**Rows from a dataset**
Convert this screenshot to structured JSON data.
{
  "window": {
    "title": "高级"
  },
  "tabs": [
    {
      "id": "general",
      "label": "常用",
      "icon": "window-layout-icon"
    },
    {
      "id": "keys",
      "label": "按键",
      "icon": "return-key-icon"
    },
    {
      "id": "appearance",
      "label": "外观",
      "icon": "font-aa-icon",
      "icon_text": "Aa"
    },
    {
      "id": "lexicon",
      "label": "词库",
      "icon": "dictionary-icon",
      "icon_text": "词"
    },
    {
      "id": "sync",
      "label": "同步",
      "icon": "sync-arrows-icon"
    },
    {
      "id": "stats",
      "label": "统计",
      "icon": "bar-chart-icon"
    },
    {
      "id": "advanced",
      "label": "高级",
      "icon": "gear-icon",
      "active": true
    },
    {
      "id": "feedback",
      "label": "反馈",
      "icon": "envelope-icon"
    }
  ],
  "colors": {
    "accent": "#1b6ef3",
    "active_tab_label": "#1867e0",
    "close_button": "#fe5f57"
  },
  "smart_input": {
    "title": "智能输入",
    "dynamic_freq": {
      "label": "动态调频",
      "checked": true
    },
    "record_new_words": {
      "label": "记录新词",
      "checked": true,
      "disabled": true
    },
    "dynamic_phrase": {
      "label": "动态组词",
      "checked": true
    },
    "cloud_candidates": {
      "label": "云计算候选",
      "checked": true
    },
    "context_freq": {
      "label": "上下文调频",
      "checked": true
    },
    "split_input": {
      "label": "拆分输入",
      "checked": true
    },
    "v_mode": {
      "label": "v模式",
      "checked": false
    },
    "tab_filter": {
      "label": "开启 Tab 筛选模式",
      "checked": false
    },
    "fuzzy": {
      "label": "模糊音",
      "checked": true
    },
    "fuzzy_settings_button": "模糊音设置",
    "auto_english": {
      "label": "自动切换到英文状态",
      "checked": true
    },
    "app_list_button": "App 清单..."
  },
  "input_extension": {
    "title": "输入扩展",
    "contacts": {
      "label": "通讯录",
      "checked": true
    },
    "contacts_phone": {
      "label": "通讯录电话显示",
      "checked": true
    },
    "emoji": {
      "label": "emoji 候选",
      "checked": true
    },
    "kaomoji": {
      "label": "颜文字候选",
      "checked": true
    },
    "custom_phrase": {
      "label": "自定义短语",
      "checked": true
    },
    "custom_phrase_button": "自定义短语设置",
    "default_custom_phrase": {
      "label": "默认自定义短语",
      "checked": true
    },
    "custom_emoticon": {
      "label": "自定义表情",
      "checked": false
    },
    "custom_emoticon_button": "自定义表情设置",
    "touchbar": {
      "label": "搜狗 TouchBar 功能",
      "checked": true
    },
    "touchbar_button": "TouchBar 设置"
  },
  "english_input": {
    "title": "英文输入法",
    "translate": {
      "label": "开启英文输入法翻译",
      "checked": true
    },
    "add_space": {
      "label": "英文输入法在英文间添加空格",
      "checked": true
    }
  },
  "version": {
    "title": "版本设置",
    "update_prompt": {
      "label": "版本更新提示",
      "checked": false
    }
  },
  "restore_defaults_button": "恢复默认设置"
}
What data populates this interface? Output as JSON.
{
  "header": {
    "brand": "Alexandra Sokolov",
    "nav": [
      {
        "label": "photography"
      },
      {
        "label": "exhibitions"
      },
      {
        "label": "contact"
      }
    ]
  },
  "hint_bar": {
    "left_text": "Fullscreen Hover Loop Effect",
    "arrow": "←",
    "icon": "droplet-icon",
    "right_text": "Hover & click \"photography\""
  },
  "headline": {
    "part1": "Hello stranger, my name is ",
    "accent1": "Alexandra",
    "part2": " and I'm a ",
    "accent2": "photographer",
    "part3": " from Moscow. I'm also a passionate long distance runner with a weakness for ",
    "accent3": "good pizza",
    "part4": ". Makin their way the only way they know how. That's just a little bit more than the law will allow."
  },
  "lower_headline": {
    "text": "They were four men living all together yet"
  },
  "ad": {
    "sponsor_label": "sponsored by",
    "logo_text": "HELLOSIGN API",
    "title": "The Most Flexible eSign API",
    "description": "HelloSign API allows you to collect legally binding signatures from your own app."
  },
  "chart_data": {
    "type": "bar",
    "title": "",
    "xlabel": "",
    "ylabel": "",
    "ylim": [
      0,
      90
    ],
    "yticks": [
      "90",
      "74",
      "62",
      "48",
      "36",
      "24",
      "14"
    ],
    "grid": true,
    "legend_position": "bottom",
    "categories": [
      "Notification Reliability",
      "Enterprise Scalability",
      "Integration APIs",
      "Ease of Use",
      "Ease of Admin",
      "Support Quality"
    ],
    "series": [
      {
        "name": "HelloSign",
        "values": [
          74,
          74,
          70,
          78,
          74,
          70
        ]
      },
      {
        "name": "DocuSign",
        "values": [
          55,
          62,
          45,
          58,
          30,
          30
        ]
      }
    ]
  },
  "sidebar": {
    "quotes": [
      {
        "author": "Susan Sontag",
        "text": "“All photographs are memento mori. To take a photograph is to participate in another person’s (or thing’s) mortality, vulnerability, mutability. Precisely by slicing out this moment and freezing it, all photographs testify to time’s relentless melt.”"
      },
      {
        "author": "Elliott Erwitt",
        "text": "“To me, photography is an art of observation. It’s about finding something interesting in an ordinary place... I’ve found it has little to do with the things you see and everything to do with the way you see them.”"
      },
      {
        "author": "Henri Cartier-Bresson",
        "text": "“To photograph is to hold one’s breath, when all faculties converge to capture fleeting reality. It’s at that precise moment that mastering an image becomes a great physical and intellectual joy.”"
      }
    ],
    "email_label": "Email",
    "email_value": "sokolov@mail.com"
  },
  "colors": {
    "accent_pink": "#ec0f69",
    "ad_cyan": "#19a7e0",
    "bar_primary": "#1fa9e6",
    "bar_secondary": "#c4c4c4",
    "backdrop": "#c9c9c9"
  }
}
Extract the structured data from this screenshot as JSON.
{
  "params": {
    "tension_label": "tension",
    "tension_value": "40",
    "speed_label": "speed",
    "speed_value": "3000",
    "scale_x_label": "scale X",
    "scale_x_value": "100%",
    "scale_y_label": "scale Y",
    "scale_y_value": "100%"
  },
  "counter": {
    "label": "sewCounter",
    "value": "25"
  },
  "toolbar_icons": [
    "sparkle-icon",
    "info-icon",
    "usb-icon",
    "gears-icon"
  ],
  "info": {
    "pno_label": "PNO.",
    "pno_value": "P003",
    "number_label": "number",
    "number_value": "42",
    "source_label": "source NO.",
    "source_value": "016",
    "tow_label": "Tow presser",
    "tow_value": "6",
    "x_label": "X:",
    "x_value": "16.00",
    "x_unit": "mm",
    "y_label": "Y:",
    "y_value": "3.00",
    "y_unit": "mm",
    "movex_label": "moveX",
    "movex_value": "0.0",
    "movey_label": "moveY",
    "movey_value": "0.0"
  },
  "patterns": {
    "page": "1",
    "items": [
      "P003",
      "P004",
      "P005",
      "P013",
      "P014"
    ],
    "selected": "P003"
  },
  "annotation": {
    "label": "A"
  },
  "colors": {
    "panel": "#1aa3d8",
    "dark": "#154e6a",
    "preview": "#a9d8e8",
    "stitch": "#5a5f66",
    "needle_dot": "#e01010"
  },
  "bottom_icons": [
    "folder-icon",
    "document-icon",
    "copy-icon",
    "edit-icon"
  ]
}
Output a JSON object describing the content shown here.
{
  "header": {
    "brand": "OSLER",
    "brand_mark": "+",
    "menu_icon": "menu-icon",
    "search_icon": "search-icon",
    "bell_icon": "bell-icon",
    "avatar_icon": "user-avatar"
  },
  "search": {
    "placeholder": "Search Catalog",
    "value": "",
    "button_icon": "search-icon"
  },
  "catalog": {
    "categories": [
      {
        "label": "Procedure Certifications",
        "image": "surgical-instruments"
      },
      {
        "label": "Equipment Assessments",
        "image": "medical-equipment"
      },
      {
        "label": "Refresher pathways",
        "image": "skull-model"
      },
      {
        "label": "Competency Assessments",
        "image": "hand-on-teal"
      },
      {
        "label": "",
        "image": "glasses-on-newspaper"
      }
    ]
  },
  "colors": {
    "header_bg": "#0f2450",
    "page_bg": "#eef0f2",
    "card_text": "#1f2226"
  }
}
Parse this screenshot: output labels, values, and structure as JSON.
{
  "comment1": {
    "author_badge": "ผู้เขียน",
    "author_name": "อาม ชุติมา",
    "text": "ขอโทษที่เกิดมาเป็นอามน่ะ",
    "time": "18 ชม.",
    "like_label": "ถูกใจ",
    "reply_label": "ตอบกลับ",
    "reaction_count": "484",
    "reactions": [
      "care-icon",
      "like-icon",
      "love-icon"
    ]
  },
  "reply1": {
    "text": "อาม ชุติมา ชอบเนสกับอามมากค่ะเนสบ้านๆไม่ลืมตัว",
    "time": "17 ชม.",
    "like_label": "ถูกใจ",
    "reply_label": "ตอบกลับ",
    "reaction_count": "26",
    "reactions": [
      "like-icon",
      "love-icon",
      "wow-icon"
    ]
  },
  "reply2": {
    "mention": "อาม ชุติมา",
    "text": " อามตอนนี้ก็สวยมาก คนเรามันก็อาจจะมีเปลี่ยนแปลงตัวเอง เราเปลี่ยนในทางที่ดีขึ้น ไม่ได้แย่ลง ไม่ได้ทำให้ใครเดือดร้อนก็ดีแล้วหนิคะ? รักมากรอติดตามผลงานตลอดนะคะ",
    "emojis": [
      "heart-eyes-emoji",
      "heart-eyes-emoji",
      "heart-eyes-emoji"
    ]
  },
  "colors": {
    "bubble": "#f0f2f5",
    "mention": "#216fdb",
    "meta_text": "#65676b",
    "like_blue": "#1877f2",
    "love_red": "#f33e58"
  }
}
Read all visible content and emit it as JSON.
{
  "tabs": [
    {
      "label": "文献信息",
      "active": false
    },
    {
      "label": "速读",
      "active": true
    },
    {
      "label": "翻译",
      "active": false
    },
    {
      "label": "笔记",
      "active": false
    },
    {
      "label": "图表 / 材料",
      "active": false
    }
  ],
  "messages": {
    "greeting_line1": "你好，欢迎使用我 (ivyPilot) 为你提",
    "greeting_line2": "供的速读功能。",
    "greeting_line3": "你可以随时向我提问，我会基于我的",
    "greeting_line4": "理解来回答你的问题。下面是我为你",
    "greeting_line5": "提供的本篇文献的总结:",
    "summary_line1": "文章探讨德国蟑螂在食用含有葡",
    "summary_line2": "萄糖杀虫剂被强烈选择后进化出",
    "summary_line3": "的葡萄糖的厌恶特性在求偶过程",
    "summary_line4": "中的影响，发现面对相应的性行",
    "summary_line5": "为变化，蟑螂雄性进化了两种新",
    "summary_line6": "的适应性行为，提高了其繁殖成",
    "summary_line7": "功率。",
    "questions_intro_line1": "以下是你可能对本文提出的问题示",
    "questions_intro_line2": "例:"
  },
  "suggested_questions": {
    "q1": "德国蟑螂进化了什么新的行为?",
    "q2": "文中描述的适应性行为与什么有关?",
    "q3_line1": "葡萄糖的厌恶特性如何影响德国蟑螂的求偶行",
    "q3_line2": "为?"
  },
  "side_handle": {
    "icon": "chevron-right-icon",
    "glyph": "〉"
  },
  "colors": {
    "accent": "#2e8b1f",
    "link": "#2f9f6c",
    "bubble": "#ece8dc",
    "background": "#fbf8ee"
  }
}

**Instructions to follow**
Exactly reproduce the lines beginning with the one that contains "Read all visible content and emit it as JSON." and ending with the last line of the material, both included. Leave out everything else.

**Reply**
Read all visible content and emit it as JSON.
{
  "tabs": [
    {
      "label": "文献信息",
      "active": false
    },
    {
      "label": "速读",
      "active": true
    },
    {
      "label": "翻译",
      "active": false
    },
    {
      "label": "笔记",
      "active": false
    },
    {
      "label": "图表 / 材料",
      "active": false
    }
  ],
  "messages": {
    "greeting_line1": "你好，欢迎使用我 (ivyPilot) 为你提",
    "greeting_line2": "供的速读功能。",
    "greeting_line3": "你可以随时向我提问，我会基于我的",
    "greeting_line4": "理解来回答你的问题。下面是我为你",
    "greeting_line5": "提供的本篇文献的总结:",
    "summary_line1": "文章探讨德国蟑螂在食用含有葡",
    "summary_line2": "萄糖杀虫剂被强烈选择后进化出",
    "summary_line3": "的葡萄糖的厌恶特性在求偶过程",
    "summary_line4": "中的影响，发现面对相应的性行",
    "summary_line5": "为变化，蟑螂雄性进化了两种新",
    "summary_line6": "的适应性行为，提高了其繁殖成",
    "summary_line7": "功率。",
    "questions_intro_line1": "以下是你可能对本文提出的问题示",
    "questions_intro_line2": "例:"
  },
  "suggested_questions": {
    "q1": "德国蟑螂进化了什么新的行为?",
    "q2": "文中描述的适应性行为与什么有关?",
    "q3_line1": "葡萄糖的厌恶特性如何影响德国蟑螂的求偶行",
    "q3_line2": "为?"
  },
  "side_handle": {
    "icon": "chevron-right-icon",
    "glyph": "〉"
  },
  "colors": {
    "accent": "#2e8b1f",
    "link": "#2f9f6c",
    "bubble": "#ece8dc",
    "background": "#fbf8ee"
  }
}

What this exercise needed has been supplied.